▶ Text provided:
◆ ◆ ◆ ◆ ◆ ◆ ◆

Your overall point is spot on. However, the highlighted part is quite debatable.


----------



## Caleb.Esparza (Jan 31, 2016)

nativejax said:


> I think picking setups geared for specific tasks, in multiple price points would be more helpful than any of the “shootouts” we have seen before. Might help new people pick something that would best suit their fishery or specific situation like mangrove snook or flood tide redfish as examples. Personally I am proud to be a Tibor guy knowing they dont send freebies to be featured in these circus shootouts.
> 
> You might also need to do a 4wt Redfish shootout to help the up and coming Bros who think that using a 4wt for redfish makes them an elite FlyBoi.


Get out of here with your truths Chris! And lol to the 3/4wt gheenoe crew out there abusing redfish in the summer heat. Anything for a prostaff hat am I right?


----------



## BayStYat (Sep 12, 2012)

Ahhhhh. the bench press thread. they come up every few weeks. fly fishing has turned into look at me I am cool with all my gear and accessories. kinda like the way women compete with each other about purses and shoes. sad really


----------



## GulfCoast (Jul 10, 2012)

BayStYat said:


> Ahhhhh. the bench press thread. they come up every few weeks. fly fishing has turned into look at me I am cool with all my gear and accessories. kinda like the way women compete with each other about purses and shoes. sad really


----------



## Fishtex (May 10, 2014)

What kind of shoes will make you cast a hundred feet and look cool.....probably need to start a new thread....


----------



## BayStYat (Sep 12, 2012)

Fishtex said:


> What kind of shoes will make you cast a hundred feet and look cool.....probably need to start a new thread....


Think about it. How did this guy in the 1960s catch this fish? He don’t have the new release 2018 3rd quarter sage (insert name here) rod, latest reel that will last 1200 years that cost $1000.000, cool boat that drafts 1/2 inch (love them threads by the way), hats, buffs, bocas, instagram, Facebook, etc, etc, etc, etc, etc, etc. 

Flyfishing is now nothing more than like getting buff at the gym. If you ain’t got the look, you ain’t a fly fisherman. I am convinced the pictures of people catching fish 50 years ago is in the Matrix. This forum taught me that it ain’t possible without 2018 gear. Mandela effect.


----------



## ifsteve (Jul 1, 2010)

That fly reel looks to be a anti reverse Seamaster and back then THAT was a 2018 $1000 reel!


----------



## BayStYat (Sep 12, 2012)

◆ ◆ ◆ ◆ ◆ ◆ ◆

▶ Supplied material:
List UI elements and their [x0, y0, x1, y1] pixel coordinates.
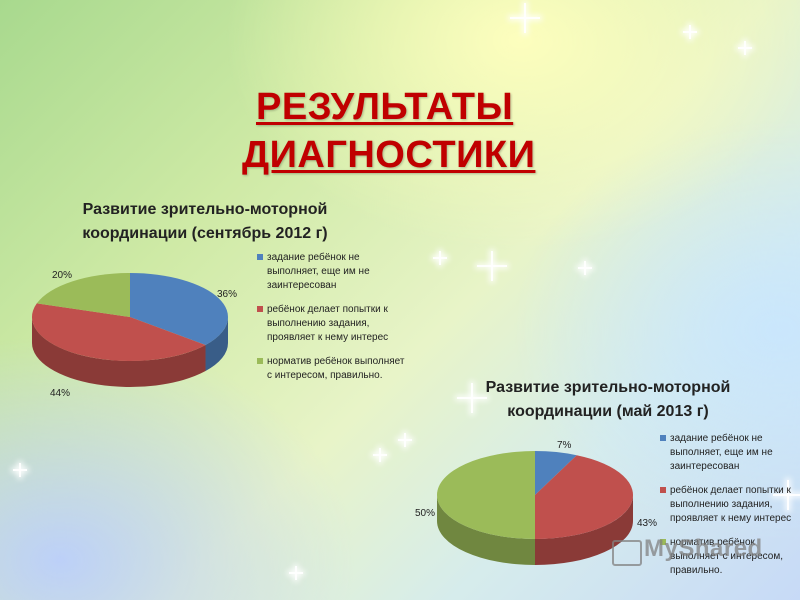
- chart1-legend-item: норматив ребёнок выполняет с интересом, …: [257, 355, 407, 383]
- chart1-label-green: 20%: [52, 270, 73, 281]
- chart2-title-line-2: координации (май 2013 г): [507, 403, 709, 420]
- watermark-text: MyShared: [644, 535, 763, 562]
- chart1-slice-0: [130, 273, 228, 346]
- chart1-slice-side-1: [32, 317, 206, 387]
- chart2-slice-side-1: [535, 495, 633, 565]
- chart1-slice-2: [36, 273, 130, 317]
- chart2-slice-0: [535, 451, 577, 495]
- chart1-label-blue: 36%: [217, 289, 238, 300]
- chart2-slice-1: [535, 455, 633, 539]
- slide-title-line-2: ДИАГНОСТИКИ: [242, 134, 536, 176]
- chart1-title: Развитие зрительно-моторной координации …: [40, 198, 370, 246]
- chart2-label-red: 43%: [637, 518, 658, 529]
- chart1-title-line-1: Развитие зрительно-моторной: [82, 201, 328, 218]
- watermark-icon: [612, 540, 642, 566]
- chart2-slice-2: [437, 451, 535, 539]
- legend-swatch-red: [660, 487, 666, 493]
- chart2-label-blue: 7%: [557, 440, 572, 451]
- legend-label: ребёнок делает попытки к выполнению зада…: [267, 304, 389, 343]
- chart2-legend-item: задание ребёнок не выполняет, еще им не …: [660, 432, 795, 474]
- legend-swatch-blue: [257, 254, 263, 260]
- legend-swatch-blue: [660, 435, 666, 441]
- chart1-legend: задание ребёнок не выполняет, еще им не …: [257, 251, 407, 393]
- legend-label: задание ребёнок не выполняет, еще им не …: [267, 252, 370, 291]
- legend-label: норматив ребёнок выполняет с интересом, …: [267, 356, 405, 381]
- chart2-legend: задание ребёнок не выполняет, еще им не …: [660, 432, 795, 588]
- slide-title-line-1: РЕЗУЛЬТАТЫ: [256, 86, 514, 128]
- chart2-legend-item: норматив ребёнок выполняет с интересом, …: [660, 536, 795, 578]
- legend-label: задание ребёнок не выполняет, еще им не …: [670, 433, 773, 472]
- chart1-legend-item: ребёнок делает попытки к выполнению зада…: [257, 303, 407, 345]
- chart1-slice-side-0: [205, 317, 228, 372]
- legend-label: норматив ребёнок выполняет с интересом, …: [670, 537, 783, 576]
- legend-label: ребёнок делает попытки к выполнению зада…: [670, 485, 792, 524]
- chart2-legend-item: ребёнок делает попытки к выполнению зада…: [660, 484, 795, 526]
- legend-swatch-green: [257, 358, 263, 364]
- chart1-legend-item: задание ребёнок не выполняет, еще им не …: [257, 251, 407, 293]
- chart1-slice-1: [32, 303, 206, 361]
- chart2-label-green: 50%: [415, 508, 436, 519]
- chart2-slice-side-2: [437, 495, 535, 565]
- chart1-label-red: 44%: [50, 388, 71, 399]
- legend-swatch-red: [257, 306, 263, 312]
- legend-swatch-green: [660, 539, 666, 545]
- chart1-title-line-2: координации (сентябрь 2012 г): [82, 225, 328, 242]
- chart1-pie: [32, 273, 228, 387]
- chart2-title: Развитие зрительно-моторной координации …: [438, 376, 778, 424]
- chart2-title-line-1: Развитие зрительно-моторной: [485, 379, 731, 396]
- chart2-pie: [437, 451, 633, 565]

◆ ◆ ◆ ◆ ◆ ◆ ◆

▶ Task details: Can you copy the fly fishing thread word for word, starting with "Think about it." and going on through "(Jul 1, 2010)"?

▶ Written response:
Think about it. How did this guy in the 1960s catch this fish? He don’t have the new release 2018 3rd quarter sage (insert name here) rod, latest reel that will last 1200 years that cost $1000.000, cool boat that drafts 1/2 inch (love them threads by the way), hats, buffs, bocas, instagram, Facebook, etc, etc, etc, etc, etc, etc. 

Flyfishing is now nothing more than like getting buff at the gym. If you ain’t got the look, you ain’t a fly fisherman. I am convinced the pictures of people catching fish 50 years ago is in the Matrix. This forum taught me that it ain’t possible without 2018 gear. Mandela effect.


----------



## ifsteve (Jul 1, 2010)